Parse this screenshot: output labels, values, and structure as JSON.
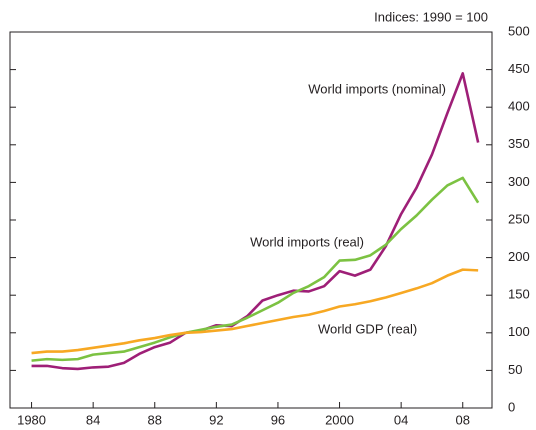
{
  "chart_data": {
    "type": "line",
    "subtitle": "Indices:  1990 = 100",
    "x": [
      1980,
      1981,
      1982,
      1983,
      1984,
      1985,
      1986,
      1987,
      1988,
      1989,
      1990,
      1991,
      1992,
      1993,
      1994,
      1995,
      1996,
      1997,
      1998,
      1999,
      2000,
      2001,
      2002,
      2003,
      2004,
      2005,
      2006,
      2007,
      2008,
      2009
    ],
    "series": [
      {
        "name": "World imports (nominal)",
        "color": "#9e1f77",
        "values": [
          56,
          56,
          53,
          52,
          54,
          55,
          60,
          72,
          81,
          87,
          100,
          103,
          110,
          109,
          122,
          143,
          150,
          156,
          155,
          162,
          182,
          176,
          184,
          215,
          258,
          293,
          337,
          392,
          445,
          353
        ]
      },
      {
        "name": "World imports (real)",
        "color": "#7cc242",
        "values": [
          63,
          65,
          64,
          65,
          71,
          73,
          75,
          81,
          87,
          94,
          100,
          104,
          108,
          111,
          120,
          130,
          140,
          153,
          162,
          174,
          196,
          197,
          203,
          217,
          238,
          256,
          277,
          296,
          306,
          273
        ]
      },
      {
        "name": "World GDP (real)",
        "color": "#f7a823",
        "values": [
          73,
          75,
          75,
          77,
          80,
          83,
          86,
          90,
          93,
          97,
          100,
          101,
          103,
          105,
          109,
          113,
          117,
          121,
          124,
          129,
          135,
          138,
          142,
          147,
          153,
          159,
          166,
          176,
          184,
          183
        ]
      }
    ],
    "xlim": [
      1978.6,
      2009.9
    ],
    "xticks": [
      {
        "value": 1980,
        "label": "1980"
      },
      {
        "value": 1984,
        "label": "84"
      },
      {
        "value": 1988,
        "label": "88"
      },
      {
        "value": 1992,
        "label": "92"
      },
      {
        "value": 1996,
        "label": "96"
      },
      {
        "value": 2000,
        "label": "2000"
      },
      {
        "value": 2004,
        "label": "04"
      },
      {
        "value": 2008,
        "label": "08"
      }
    ],
    "ylim": [
      0,
      500
    ],
    "yticks": [
      0,
      50,
      100,
      150,
      200,
      250,
      300,
      350,
      400,
      450,
      500
    ],
    "grid": false
  }
}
______
Task prompt: Extract the entries in full, exactly as they are, minus the pictures.

Answer for the task:
Parse this screenshot: output labels, values, and structure as JSON.
{
  "chart_data": {
    "type": "line",
    "subtitle": "Indices:  1990 = 100",
    "x": [
      1980,
      1981,
      1982,
      1983,
      1984,
      1985,
      1986,
      1987,
      1988,
      1989,
      1990,
      1991,
      1992,
      1993,
      1994,
      1995,
      1996,
      1997,
      1998,
      1999,
      2000,
      2001,
      2002,
      2003,
      2004,
      2005,
      2006,
      2007,
      2008,
      2009
    ],
    "series": [
      {
        "name": "World imports (nominal)",
        "color": "#9e1f77",
        "values": [
          56,
          56,
          53,
          52,
          54,
          55,
          60,
          72,
          81,
          87,
          100,
          103,
          110,
          109,
          122,
          143,
          150,
          156,
          155,
          162,
          182,
          176,
          184,
          215,
          258,
          293,
          337,
          392,
          445,
          353
        ]
      },
      {
        "name": "World imports (real)",
        "color": "#7cc242",
        "values": [
          63,
          65,
          64,
          65,
          71,
          73,
          75,
          81,
          87,
          94,
          100,
          104,
          108,
          111,
          120,
          130,
          140,
          153,
          162,
          174,
          196,
          197,
          203,
          217,
          238,
          256,
          277,
          296,
          306,
          273
        ]
      },
      {
        "name": "World GDP (real)",
        "color": "#f7a823",
        "values": [
          73,
          75,
          75,
          77,
          80,
          83,
          86,
          90,
          93,
          97,
          100,
          101,
          103,
          105,
          109,
          113,
          117,
          121,
          124,
          129,
          135,
          138,
          142,
          147,
          153,
          159,
          166,
          176,
          184,
          183
        ]
      }
    ],
    "xlim": [
      1978.6,
      2009.9
    ],
    "xticks": [
      {
        "value": 1980,
        "label": "1980"
      },
      {
        "value": 1984,
        "label": "84"
      },
      {
        "value": 1988,
        "label": "88"
      },
      {
        "value": 1992,
        "label": "92"
      },
      {
        "value": 1996,
        "label": "96"
      },
      {
        "value": 2000,
        "label": "2000"
      },
      {
        "value": 2004,
        "label": "04"
      },
      {
        "value": 2008,
        "label": "08"
      }
    ],
    "ylim": [
      0,
      500
    ],
    "yticks": [
      0,
      50,
      100,
      150,
      200,
      250,
      300,
      350,
      400,
      450,
      500
    ],
    "grid": false
  }
}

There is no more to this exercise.